Give the number of lines holding the string "robax" and nothing more.

## Dataset entries
★ ★ ★
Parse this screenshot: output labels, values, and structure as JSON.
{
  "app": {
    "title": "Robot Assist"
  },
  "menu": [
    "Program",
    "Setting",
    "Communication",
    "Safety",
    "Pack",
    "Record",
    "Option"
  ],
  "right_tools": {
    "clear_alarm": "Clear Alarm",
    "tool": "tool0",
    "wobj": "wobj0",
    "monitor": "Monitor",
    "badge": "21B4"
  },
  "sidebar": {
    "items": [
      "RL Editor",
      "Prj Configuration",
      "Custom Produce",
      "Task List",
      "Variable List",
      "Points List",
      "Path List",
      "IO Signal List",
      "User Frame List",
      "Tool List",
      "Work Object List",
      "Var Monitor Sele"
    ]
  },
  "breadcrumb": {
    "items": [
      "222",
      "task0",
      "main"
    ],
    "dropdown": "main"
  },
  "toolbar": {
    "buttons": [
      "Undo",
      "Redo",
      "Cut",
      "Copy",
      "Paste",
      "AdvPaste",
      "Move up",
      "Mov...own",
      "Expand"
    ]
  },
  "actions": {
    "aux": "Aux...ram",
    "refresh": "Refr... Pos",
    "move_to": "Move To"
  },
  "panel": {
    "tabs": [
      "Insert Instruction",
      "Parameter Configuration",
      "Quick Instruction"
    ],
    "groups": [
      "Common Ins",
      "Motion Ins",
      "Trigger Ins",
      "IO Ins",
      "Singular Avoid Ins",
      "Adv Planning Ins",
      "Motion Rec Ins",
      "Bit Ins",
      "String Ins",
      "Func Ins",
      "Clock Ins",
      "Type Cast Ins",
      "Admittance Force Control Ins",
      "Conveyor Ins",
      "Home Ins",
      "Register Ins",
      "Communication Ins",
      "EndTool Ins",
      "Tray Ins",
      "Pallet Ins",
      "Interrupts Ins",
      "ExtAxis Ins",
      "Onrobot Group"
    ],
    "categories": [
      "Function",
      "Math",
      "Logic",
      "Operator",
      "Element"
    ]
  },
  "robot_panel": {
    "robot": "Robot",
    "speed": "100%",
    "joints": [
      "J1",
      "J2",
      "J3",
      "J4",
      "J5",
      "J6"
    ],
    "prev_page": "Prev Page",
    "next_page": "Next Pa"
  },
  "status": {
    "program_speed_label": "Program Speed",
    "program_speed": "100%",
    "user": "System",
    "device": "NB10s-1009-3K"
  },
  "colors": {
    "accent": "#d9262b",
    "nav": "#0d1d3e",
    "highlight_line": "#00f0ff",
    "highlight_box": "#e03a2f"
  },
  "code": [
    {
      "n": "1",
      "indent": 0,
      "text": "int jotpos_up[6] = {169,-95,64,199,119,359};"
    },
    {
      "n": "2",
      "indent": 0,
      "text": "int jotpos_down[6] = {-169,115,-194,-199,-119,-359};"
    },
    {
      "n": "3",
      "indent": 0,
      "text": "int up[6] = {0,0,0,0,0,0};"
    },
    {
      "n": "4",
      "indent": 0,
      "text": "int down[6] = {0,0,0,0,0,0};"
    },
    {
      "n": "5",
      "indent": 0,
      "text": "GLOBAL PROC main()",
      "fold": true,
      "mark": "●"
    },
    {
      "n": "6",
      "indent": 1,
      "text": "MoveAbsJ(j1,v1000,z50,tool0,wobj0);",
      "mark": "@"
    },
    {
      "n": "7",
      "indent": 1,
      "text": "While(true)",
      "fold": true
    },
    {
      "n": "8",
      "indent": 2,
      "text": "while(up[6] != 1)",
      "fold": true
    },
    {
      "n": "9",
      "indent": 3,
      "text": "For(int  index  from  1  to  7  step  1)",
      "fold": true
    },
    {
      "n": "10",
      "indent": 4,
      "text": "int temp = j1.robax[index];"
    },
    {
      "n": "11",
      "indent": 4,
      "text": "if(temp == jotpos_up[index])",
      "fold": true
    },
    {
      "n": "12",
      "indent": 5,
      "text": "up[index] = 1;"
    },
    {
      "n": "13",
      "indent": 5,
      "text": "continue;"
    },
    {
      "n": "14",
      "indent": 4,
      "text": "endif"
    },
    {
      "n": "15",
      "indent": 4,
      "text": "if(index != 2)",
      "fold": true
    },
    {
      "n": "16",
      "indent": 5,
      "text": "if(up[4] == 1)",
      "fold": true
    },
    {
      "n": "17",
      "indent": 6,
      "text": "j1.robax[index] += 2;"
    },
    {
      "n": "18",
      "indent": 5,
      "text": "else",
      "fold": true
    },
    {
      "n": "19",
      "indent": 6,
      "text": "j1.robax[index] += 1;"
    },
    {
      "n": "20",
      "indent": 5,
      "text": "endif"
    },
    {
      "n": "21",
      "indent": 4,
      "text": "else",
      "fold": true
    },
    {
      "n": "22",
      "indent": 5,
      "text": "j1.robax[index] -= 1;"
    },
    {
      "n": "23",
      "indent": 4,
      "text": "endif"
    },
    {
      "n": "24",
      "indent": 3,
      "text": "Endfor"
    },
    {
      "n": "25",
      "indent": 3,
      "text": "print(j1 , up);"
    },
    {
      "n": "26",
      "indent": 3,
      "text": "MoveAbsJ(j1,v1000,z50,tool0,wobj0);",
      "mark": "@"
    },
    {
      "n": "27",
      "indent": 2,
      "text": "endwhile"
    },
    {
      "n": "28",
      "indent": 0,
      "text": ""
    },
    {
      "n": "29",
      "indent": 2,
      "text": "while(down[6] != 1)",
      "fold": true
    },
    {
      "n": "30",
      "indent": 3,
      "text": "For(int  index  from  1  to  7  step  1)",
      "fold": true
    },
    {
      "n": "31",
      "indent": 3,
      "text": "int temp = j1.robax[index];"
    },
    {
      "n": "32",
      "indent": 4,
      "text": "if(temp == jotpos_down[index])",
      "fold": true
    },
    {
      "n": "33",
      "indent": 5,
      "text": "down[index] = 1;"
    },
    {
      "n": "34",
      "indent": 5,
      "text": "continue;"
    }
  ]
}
★ ★ ★
## Solution below
5